**Task requirements:**
Leave out every picture, then transcribe the rest of the listing exactly.

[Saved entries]
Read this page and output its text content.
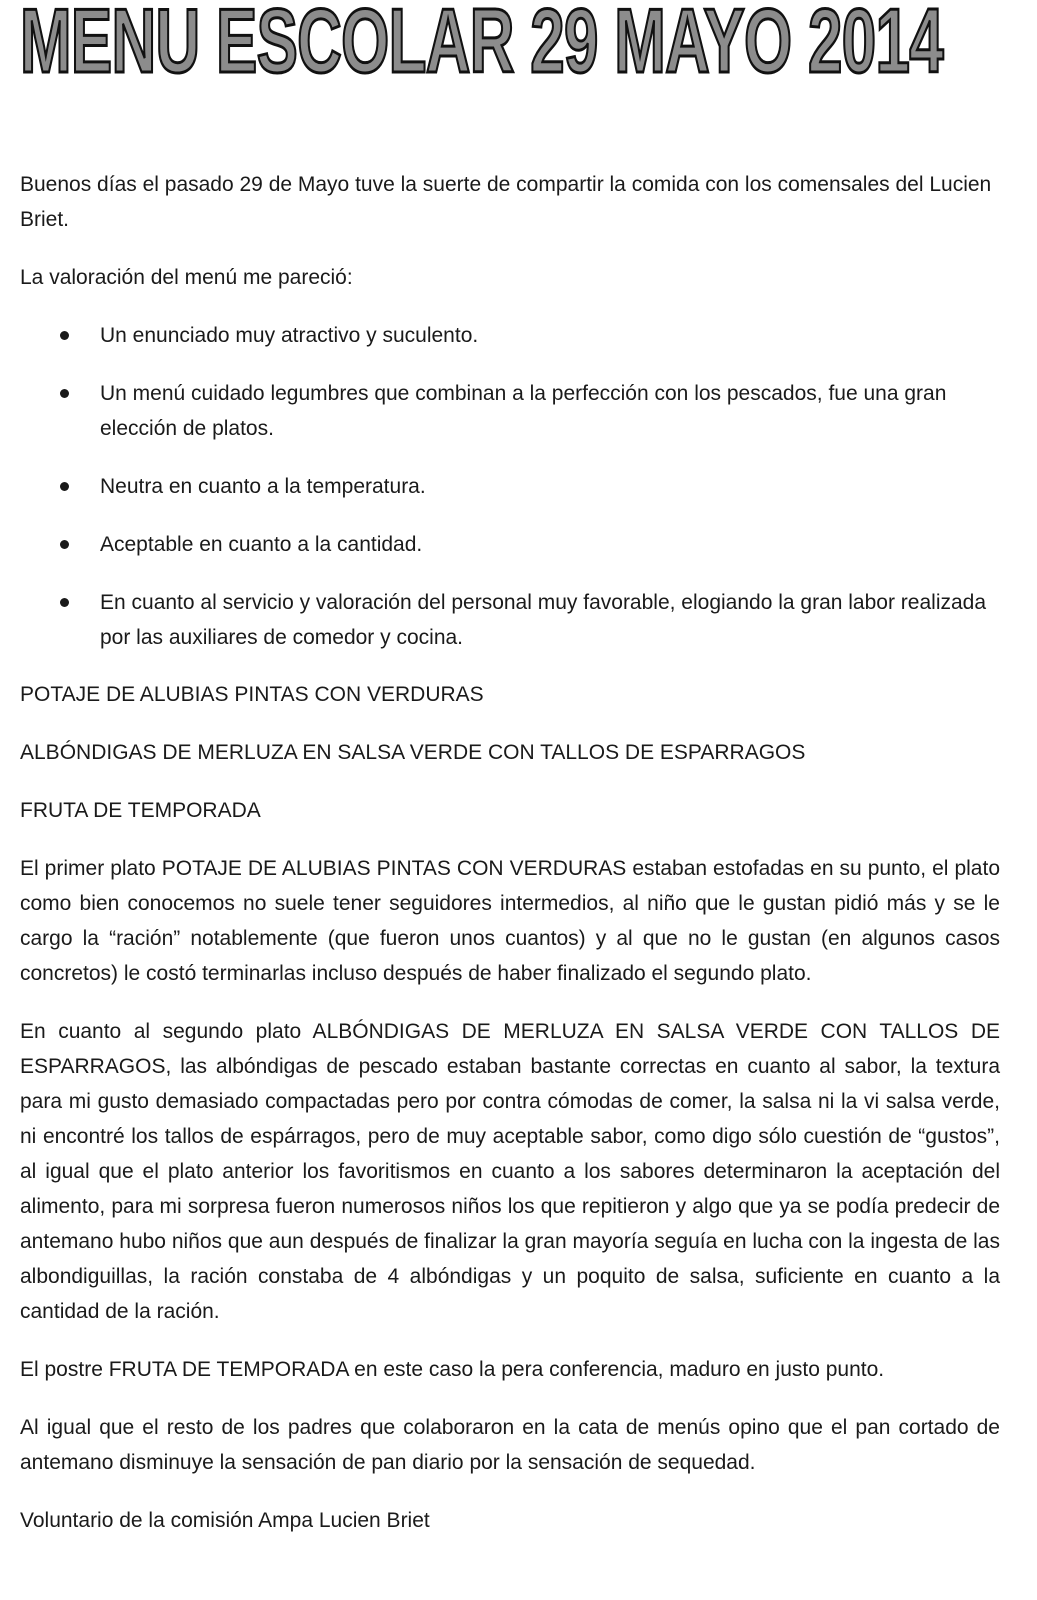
MENU ESCOLAR 29 MAYO 2014

Buenos días el pasado 29 de Mayo tuve la suerte de compartir la comida con los comensales del Lucien Briet.

La valoración del menú me pareció:

Un enunciado muy atractivo y suculento.
Un menú cuidado legumbres que combinan a la perfección con los pescados, fue una gran elección de platos.
Neutra en cuanto a la temperatura.
Aceptable en cuanto a la cantidad.
En cuanto al servicio y valoración del personal muy favorable, elogiando la gran labor realizada por las auxiliares de comedor y cocina.

POTAJE DE ALUBIAS PINTAS CON VERDURAS

ALBÓNDIGAS DE MERLUZA EN SALSA VERDE CON TALLOS DE ESPARRAGOS

FRUTA DE TEMPORADA

El primer plato POTAJE DE ALUBIAS PINTAS CON VERDURAS estaban estofadas en su punto, el plato como bien conocemos no suele tener seguidores intermedios, al niño que le gustan pidió más y se le cargo la “ración” notablemente (que fueron unos cuantos) y al que no le gustan (en algunos casos concretos) le costó terminarlas incluso después de haber finalizado el segundo plato.

En cuanto al segundo plato ALBÓNDIGAS DE MERLUZA EN SALSA VERDE CON TALLOS DE ESPARRAGOS, las albóndigas de pescado estaban bastante correctas en cuanto al sabor, la textura para mi gusto demasiado compactadas pero por contra cómodas de comer, la salsa ni la vi salsa verde, ni encontré los tallos de espárragos, pero de muy aceptable sabor, como digo sólo cuestión de “gustos”, al igual que el plato anterior los favoritismos en cuanto a los sabores determinaron la aceptación del alimento, para mi sorpresa fueron numerosos niños los que repitieron y algo que ya se podía predecir de antemano hubo niños que aun después de finalizar la gran mayoría seguía en lucha con la ingesta de las albondiguillas, la ración constaba de 4 albóndigas y un poquito de salsa, suficiente en cuanto a la cantidad de la ración.

El postre FRUTA DE TEMPORADA en este caso la pera conferencia, maduro en justo punto.

Al igual que el resto de los padres que colaboraron en la cata de menús opino que el pan cortado de antemano disminuye la sensación de pan diario por la sensación de sequedad.

Voluntario de la comisión Ampa Lucien Briet
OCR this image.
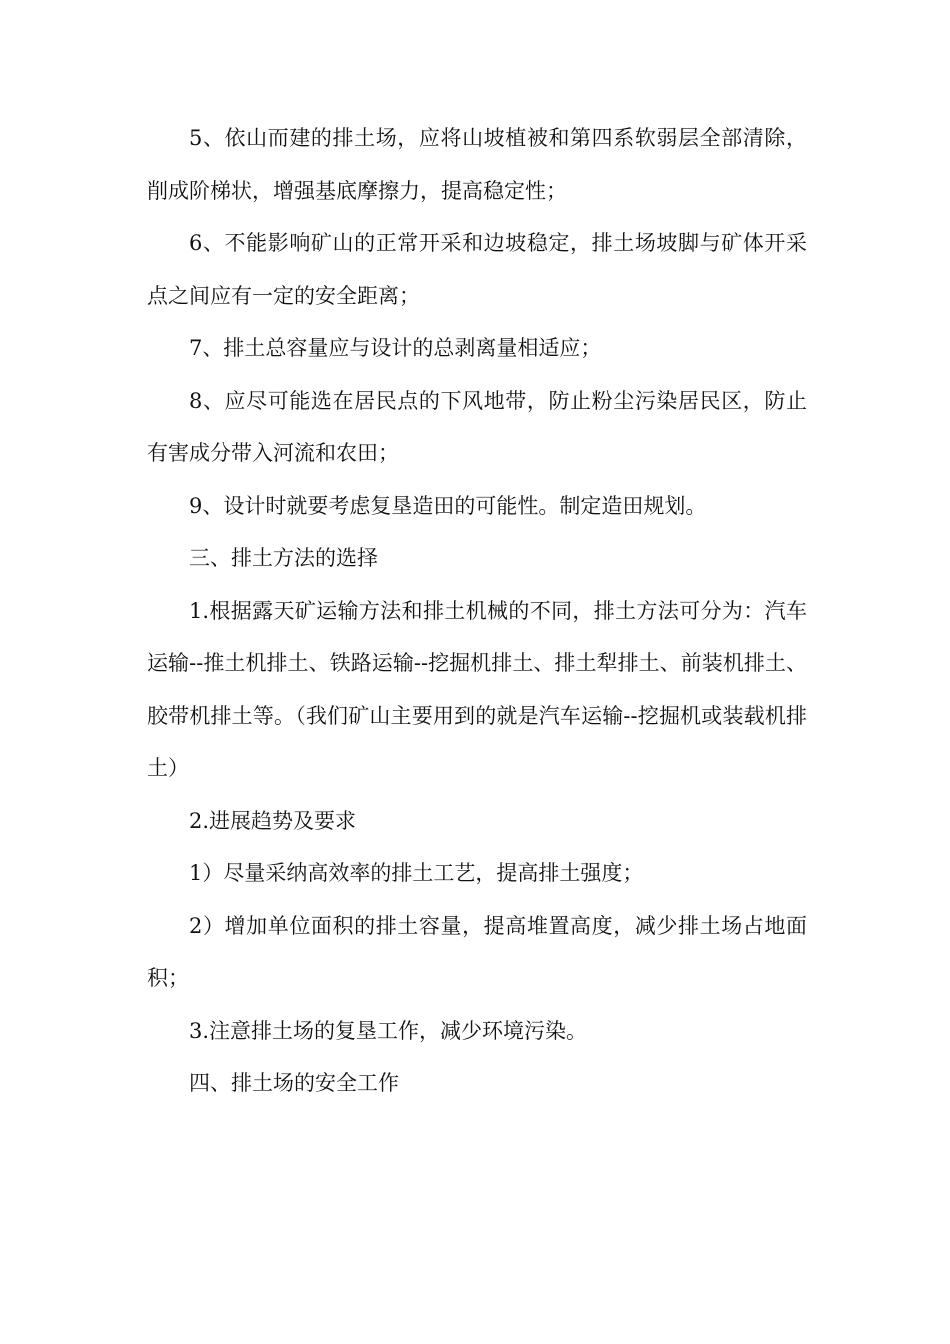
5、依山而建的排土场，应将山坡植被和第四系软弱层全部清除，削成阶梯状，增强基底摩擦力，提高稳定性；

6、不能影响矿山的正常开采和边坡稳定，排土场坡脚与矿体开采点之间应有一定的安全距离；

7、排土总容量应与设计的总剥离量相适应；

8、应尽可能选在居民点的下风地带，防止粉尘污染居民区，防止有害成分带入河流和农田；

9、设计时就要考虑复垦造田的可能性。制定造田规划。

三、排土方法的选择

1.根据露天矿运输方法和排土机械的不同，排土方法可分为：汽车运输--推土机排土、铁路运输--挖掘机排土、排土犁排土、前装机排土、胶带机排土等。（我们矿山主要用到的就是汽车运输--挖掘机或装载机排土）

2.进展趋势及要求

1）尽量采纳高效率的排土工艺，提高排土强度；

2）增加单位面积的排土容量，提高堆置高度，减少排土场占地面积；

3.注意排土场的复垦工作，减少环境污染。

四、排土场的安全工作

**The answer:**
Read this page and output its text content.
MENU ESCOLAR 29 MAYO 2014

Buenos días el pasado 29 de Mayo tuve la suerte de compartir la comida con los comensales del Lucien Briet.

La valoración del menú me pareció:

Un enunciado muy atractivo y suculento.
Un menú cuidado legumbres que combinan a la perfección con los pescados, fue una gran elección de platos.
Neutra en cuanto a la temperatura.
Aceptable en cuanto a la cantidad.
En cuanto al servicio y valoración del personal muy favorable, elogiando la gran labor realizada por las auxiliares de comedor y cocina.

POTAJE DE ALUBIAS PINTAS CON VERDURAS

ALBÓNDIGAS DE MERLUZA EN SALSA VERDE CON TALLOS DE ESPARRAGOS

FRUTA DE TEMPORADA

El primer plato POTAJE DE ALUBIAS PINTAS CON VERDURAS estaban estofadas en su punto, el plato como bien conocemos no suele tener seguidores intermedios, al niño que le gustan pidió más y se le cargo la “ración” notablemente (que fueron unos cuantos) y al que no le gustan (en algunos casos concretos) le costó terminarlas incluso después de haber finalizado el segundo plato.

En cuanto al segundo plato ALBÓNDIGAS DE MERLUZA EN SALSA VERDE CON TALLOS DE ESPARRAGOS, las albóndigas de pescado estaban bastante correctas en cuanto al sabor, la textura para mi gusto demasiado compactadas pero por contra cómodas de comer, la salsa ni la vi salsa verde, ni encontré los tallos de espárragos, pero de muy aceptable sabor, como digo sólo cuestión de “gustos”, al igual que el plato anterior los favoritismos en cuanto a los sabores determinaron la aceptación del alimento, para mi sorpresa fueron numerosos niños los que repitieron y algo que ya se podía predecir de antemano hubo niños que aun después de finalizar la gran mayoría seguía en lucha con la ingesta de las albondiguillas, la ración constaba de 4 albóndigas y un poquito de salsa, suficiente en cuanto a la cantidad de la ración.

El postre FRUTA DE TEMPORADA en este caso la pera conferencia, maduro en justo punto.

Al igual que el resto de los padres que colaboraron en la cata de menús opino que el pan cortado de antemano disminuye la sensación de pan diario por la sensación de sequedad.

Voluntario de la comisión Ampa Lucien Briet
OCR this image.
5、依山而建的排土场，应将山坡植被和第四系软弱层全部清除，削成阶梯状，增强基底摩擦力，提高稳定性；

6、不能影响矿山的正常开采和边坡稳定，排土场坡脚与矿体开采点之间应有一定的安全距离；

7、排土总容量应与设计的总剥离量相适应；

8、应尽可能选在居民点的下风地带，防止粉尘污染居民区，防止有害成分带入河流和农田；

9、设计时就要考虑复垦造田的可能性。制定造田规划。

三、排土方法的选择

1.根据露天矿运输方法和排土机械的不同，排土方法可分为：汽车运输--推土机排土、铁路运输--挖掘机排土、排土犁排土、前装机排土、胶带机排土等。（我们矿山主要用到的就是汽车运输--挖掘机或装载机排土）

2.进展趋势及要求

1）尽量采纳高效率的排土工艺，提高排土强度；

2）增加单位面积的排土容量，提高堆置高度，减少排土场占地面积；

3.注意排土场的复垦工作，减少环境污染。

四、排土场的安全工作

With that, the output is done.